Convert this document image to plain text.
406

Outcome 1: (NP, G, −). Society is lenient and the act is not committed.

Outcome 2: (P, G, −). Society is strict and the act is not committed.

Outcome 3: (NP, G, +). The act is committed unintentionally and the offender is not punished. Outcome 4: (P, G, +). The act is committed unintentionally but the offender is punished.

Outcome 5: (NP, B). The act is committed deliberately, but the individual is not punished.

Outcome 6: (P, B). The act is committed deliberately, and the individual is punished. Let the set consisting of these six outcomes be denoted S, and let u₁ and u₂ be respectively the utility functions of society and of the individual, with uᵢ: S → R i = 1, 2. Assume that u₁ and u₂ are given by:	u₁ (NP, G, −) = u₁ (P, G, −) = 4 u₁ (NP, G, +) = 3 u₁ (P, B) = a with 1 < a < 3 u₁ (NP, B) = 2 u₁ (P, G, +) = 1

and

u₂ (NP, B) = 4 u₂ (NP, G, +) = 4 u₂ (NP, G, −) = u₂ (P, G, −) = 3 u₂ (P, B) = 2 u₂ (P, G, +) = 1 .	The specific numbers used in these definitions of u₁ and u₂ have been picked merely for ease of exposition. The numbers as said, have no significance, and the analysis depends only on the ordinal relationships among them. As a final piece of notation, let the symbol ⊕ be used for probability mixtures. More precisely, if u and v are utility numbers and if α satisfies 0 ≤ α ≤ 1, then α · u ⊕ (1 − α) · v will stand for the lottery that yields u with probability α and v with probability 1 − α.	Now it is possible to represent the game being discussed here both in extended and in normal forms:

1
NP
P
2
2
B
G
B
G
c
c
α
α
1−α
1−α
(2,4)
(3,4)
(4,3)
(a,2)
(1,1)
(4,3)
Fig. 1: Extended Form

THE PROBLEM:
Write the entries again, exactly as they stand.

ANSWER TO THIS EXERCISE:
Convert this document image to plain text.
406

Outcome 1: (NP, G, −). Society is lenient and the act is not committed.

Outcome 2: (P, G, −). Society is strict and the act is not committed.

Outcome 3: (NP, G, +). The act is committed unintentionally and the offender is not punished. Outcome 4: (P, G, +). The act is committed unintentionally but the offender is punished.

Outcome 5: (NP, B). The act is committed deliberately, but the individual is not punished.

Outcome 6: (P, B). The act is committed deliberately, and the individual is punished. Let the set consisting of these six outcomes be denoted S, and let u₁ and u₂ be respectively the utility functions of society and of the individual, with uᵢ: S → R i = 1, 2. Assume that u₁ and u₂ are given by:	u₁ (NP, G, −) = u₁ (P, G, −) = 4 u₁ (NP, G, +) = 3 u₁ (P, B) = a with 1 < a < 3 u₁ (NP, B) = 2 u₁ (P, G, +) = 1

and

u₂ (NP, B) = 4 u₂ (NP, G, +) = 4 u₂ (NP, G, −) = u₂ (P, G, −) = 3 u₂ (P, B) = 2 u₂ (P, G, +) = 1 .	The specific numbers used in these definitions of u₁ and u₂ have been picked merely for ease of exposition. The numbers as said, have no significance, and the analysis depends only on the ordinal relationships among them. As a final piece of notation, let the symbol ⊕ be used for probability mixtures. More precisely, if u and v are utility numbers and if α satisfies 0 ≤ α ≤ 1, then α · u ⊕ (1 − α) · v will stand for the lottery that yields u with probability α and v with probability 1 − α.	Now it is possible to represent the game being discussed here both in extended and in normal forms:

1
NP
P
2
2
B
G
B
G
c
c
α
α
1−α
1−α
(2,4)
(3,4)
(4,3)
(a,2)
(1,1)
(4,3)
Fig. 1: Extended Form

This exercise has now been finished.